→ What you should do:
Write out the listing below in full and exactly, leaving out every picture.

→ Data entries:
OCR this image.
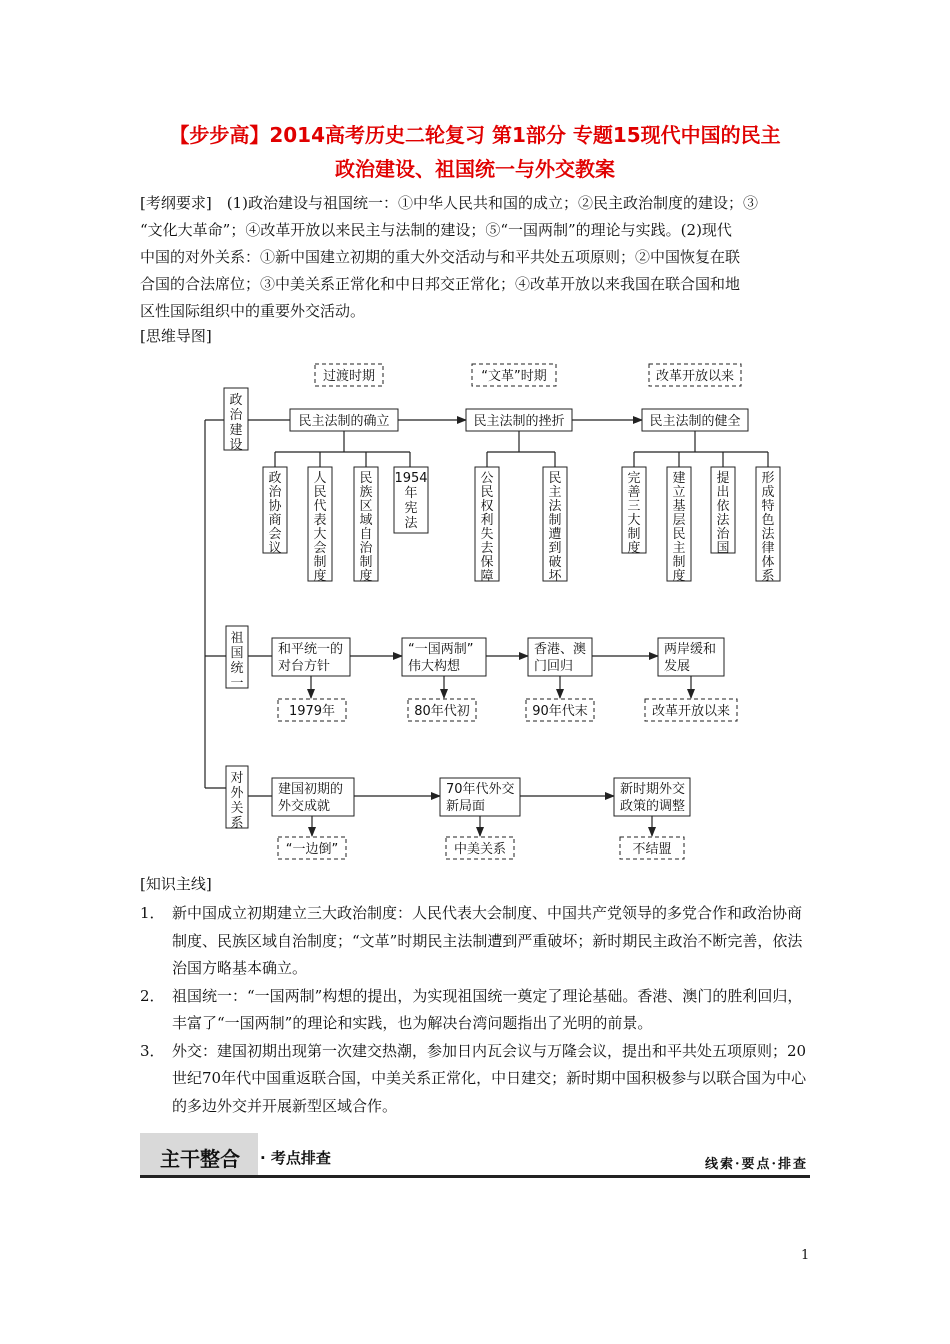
【步步高】2014高考历史二轮复习 第1部分 专题15现代中国的民主
政治建设、祖国统一与外交教案
[考纲要求]　(1)政治建设与祖国统一：①中华人民共和国的成立；②民主政治制度的建设；③
“文化大革命”；④改革开放以来民主与法制的建设；⑤“一国两制”的理论与实践。(2)现代
中国的对外关系：①新中国建立初期的重大外交活动与和平共处五项原则；②中国恢复在联
合国的合法席位；③中美关系正常化和中日邦交正常化；④改革开放以来我国在联合国和地
区性国际组织中的重要外交活动。
[思维导图]
过渡时期	“文革”时期	改革开放以来
政
治
建
设
祖
国
统
一
对
外
关
系
民主法制的确立	民主法制的挫折	民主法制的健全
政
治
协
商
会
议
人
民
代
表
大
会
制
度
民
族
区
域
自
治
制
度
1954
年
宪
法
公
民
权
利
失
去
保
障
民
主
法
制
遭
到
破
坏
完
善
三
大
制
度
建
立
基
层
民
主
制
度
提
出
依
法
治
国
形
成
特
色
法
律
体
系
和平统一的
对台方针
“一国两制”
伟大构想
香港、澳
门回归
两岸缓和
发展
1979年	80年代初	90年代末	改革开放以来
建国初期的
外交成就
70年代外交
新局面
新时期外交
政策的调整
“一边倒”	中美关系	不结盟
[知识主线]
1． 新中国成立初期建立三大政治制度：人民代表大会制度、中国共产党领导的多党合作和政治协商制度、民族区域自治制度；“文革”时期民主法制遭到严重破坏；新时期民主政治不断完善，依法治国方略基本确立。
2． 祖国统一：“一国两制”构想的提出，为实现祖国统一奠定了理论基础。香港、澳门的胜利回归，丰富了“一国两制”的理论和实践，也为解决台湾问题指出了光明的前景。
3． 外交：建国初期出现第一次建交热潮，参加日内瓦会议与万隆会议，提出和平共处五项原则；20世纪70年代中国重返联合国，中美关系正常化，中日建交；新时期中国积极参与以联合国为中心的多边外交并开展新型区域合作。
主干整合 · 考点排查	线索·要点·排查
1
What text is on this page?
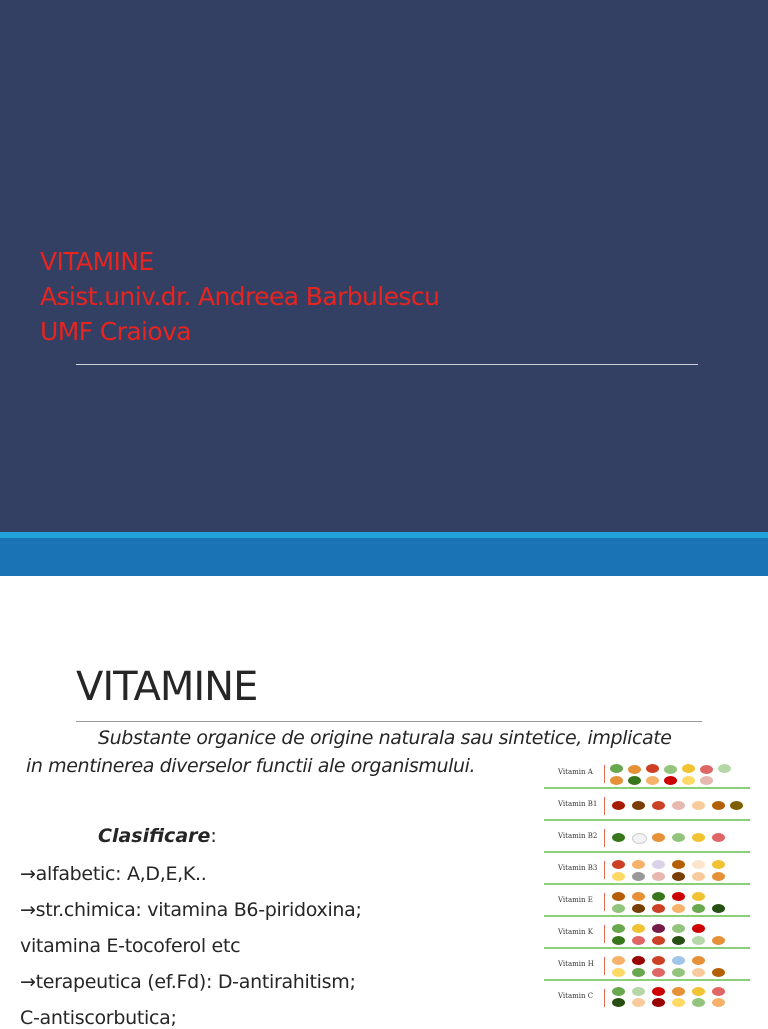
VITAMINE
Asist.univ.dr. Andreea Barbulescu
UMF Craiova
VITAMINE
Substante organice de origine naturala sau sintetice, implicate
in mentinerea diverselor functii ale organismului.
Clasificare:
→alfabetic: A,D,E,K..
→str.chimica: vitamina B6-piridoxina;
vitamina E-tocoferol etc
→terapeutica (ef.Fd): D-antirahitism;
C-antiscorbutica;
Vitamin A
Vitamin B1
Vitamin B2
Vitamin B3
Vitamin E
Vitamin K
Vitamin H
Vitamin C
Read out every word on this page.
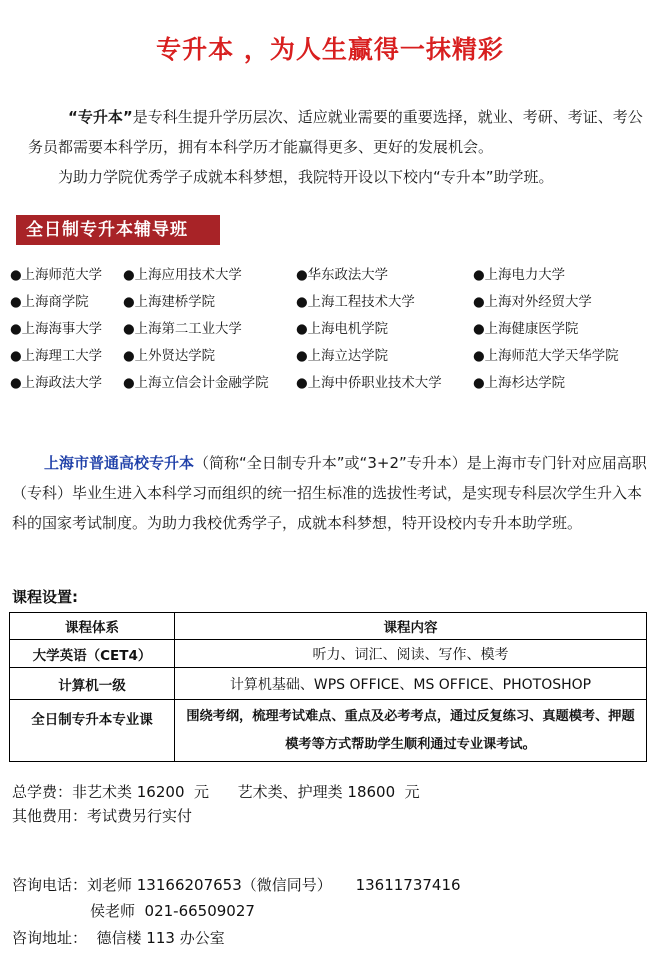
专升本 ，为人生赢得一抹精彩
“专升本”是专科生提升学历层次、适应就业需要的重要选择，就业、考研、考证、考公务员都需要本科学历，拥有本科学历才能赢得更多、更好的发展机会。
为助力学院优秀学子成就本科梦想，我院特开设以下校内“专升本”助学班。
全日制专升本辅导班
●上海师范大学 ●上海应用技术大学	●华东政法大学	●上海电力大学
●上海商学院	●上海建桥学院	●上海工程技术大学	●上海对外经贸大学
●上海海事大学 ●上海第二工业大学	●上海电机学院	●上海健康医学院
●上海理工大学 ●上外贤达学院	●上海立达学院	●上海师范大学天华学院
●上海政法大学 ●上海立信会计金融学院 ●上海中侨职业技术大学 ●上海杉达学院
上海市普通高校专升本（简称“全日制专升本”或“3+2”专升本）是上海市专门针对应届高职（专科）毕业生进入本科学习而组织的统一招生标准的选拔性考试，是实现专科层次学生升入本科的国家考试制度。为助力我校优秀学子，成就本科梦想，特开设校内专升本助学班。
课程设置:
课程体系	课程内容
大学英语（CET4）	听力、词汇、阅读、写作、模考
计算机一级	计算机基础、WPS OFFICE、MS OFFICE、PHOTOSHOP
全日制专升本专业课	围绕考纲，梳理考试难点、重点及必考考点，通过反复练习、真题模考、押题模考等方式帮助学生顺利通过专业课考试。
总学费：非艺术类 16200  元      艺术类、护理类 18600  元
其他费用：考试费另行实付
咨询电话：刘老师 13166207653（微信同号）     13611737416
侯老师  021-66509027
咨询地址：  德信楼 113 办公室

→ Exercise answer:
OCR this image.
【步步高】2014高考历史二轮复习 第1部分 专题15现代中国的民主
政治建设、祖国统一与外交教案
[考纲要求]　(1)政治建设与祖国统一：①中华人民共和国的成立；②民主政治制度的建设；③
“文化大革命”；④改革开放以来民主与法制的建设；⑤“一国两制”的理论与实践。(2)现代
中国的对外关系：①新中国建立初期的重大外交活动与和平共处五项原则；②中国恢复在联
合国的合法席位；③中美关系正常化和中日邦交正常化；④改革开放以来我国在联合国和地
区性国际组织中的重要外交活动。
[思维导图]
过渡时期	“文革”时期	改革开放以来
政
治
建
设
祖
国
统
一
对
外
关
系
民主法制的确立	民主法制的挫折	民主法制的健全
政
治
协
商
会
议
人
民
代
表
大
会
制
度
民
族
区
域
自
治
制
度
1954
年
宪
法
公
民
权
利
失
去
保
障
民
主
法
制
遭
到
破
坏
完
善
三
大
制
度
建
立
基
层
民
主
制
度
提
出
依
法
治
国
形
成
特
色
法
律
体
系
和平统一的
对台方针
“一国两制”
伟大构想
香港、澳
门回归
两岸缓和
发展
1979年	80年代初	90年代末	改革开放以来
建国初期的
外交成就
70年代外交
新局面
新时期外交
政策的调整
“一边倒”	中美关系	不结盟
[知识主线]
1． 新中国成立初期建立三大政治制度：人民代表大会制度、中国共产党领导的多党合作和政治协商制度、民族区域自治制度；“文革”时期民主法制遭到严重破坏；新时期民主政治不断完善，依法治国方略基本确立。
2． 祖国统一：“一国两制”构想的提出，为实现祖国统一奠定了理论基础。香港、澳门的胜利回归，丰富了“一国两制”的理论和实践，也为解决台湾问题指出了光明的前景。
3． 外交：建国初期出现第一次建交热潮，参加日内瓦会议与万隆会议，提出和平共处五项原则；20世纪70年代中国重返联合国，中美关系正常化，中日建交；新时期中国积极参与以联合国为中心的多边外交并开展新型区域合作。
主干整合 · 考点排查	线索·要点·排查
1
What text is on this page?
VITAMINE
Asist.univ.dr. Andreea Barbulescu
UMF Craiova
VITAMINE
Substante organice de origine naturala sau sintetice, implicate
in mentinerea diverselor functii ale organismului.
Clasificare:
→alfabetic: A,D,E,K..
→str.chimica: vitamina B6-piridoxina;
vitamina E-tocoferol etc
→terapeutica (ef.Fd): D-antirahitism;
C-antiscorbutica;
Vitamin A
Vitamin B1
Vitamin B2
Vitamin B3
Vitamin E
Vitamin K
Vitamin H
Vitamin C
Read out every word on this page.
专升本 ，为人生赢得一抹精彩
“专升本”是专科生提升学历层次、适应就业需要的重要选择，就业、考研、考证、考公务员都需要本科学历，拥有本科学历才能赢得更多、更好的发展机会。
为助力学院优秀学子成就本科梦想，我院特开设以下校内“专升本”助学班。
全日制专升本辅导班
●上海师范大学 ●上海应用技术大学	●华东政法大学	●上海电力大学
●上海商学院	●上海建桥学院	●上海工程技术大学	●上海对外经贸大学
●上海海事大学 ●上海第二工业大学	●上海电机学院	●上海健康医学院
●上海理工大学 ●上外贤达学院	●上海立达学院	●上海师范大学天华学院
●上海政法大学 ●上海立信会计金融学院 ●上海中侨职业技术大学 ●上海杉达学院
上海市普通高校专升本（简称“全日制专升本”或“3+2”专升本）是上海市专门针对应届高职（专科）毕业生进入本科学习而组织的统一招生标准的选拔性考试，是实现专科层次学生升入本科的国家考试制度。为助力我校优秀学子，成就本科梦想，特开设校内专升本助学班。
课程设置:
课程体系	课程内容
大学英语（CET4）	听力、词汇、阅读、写作、模考
计算机一级	计算机基础、WPS OFFICE、MS OFFICE、PHOTOSHOP
全日制专升本专业课	围绕考纲，梳理考试难点、重点及必考考点，通过反复练习、真题模考、押题模考等方式帮助学生顺利通过专业课考试。
总学费：非艺术类 16200  元      艺术类、护理类 18600  元
其他费用：考试费另行实付
咨询电话：刘老师 13166207653（微信同号）     13611737416
侯老师  021-66509027
咨询地址：  德信楼 113 办公室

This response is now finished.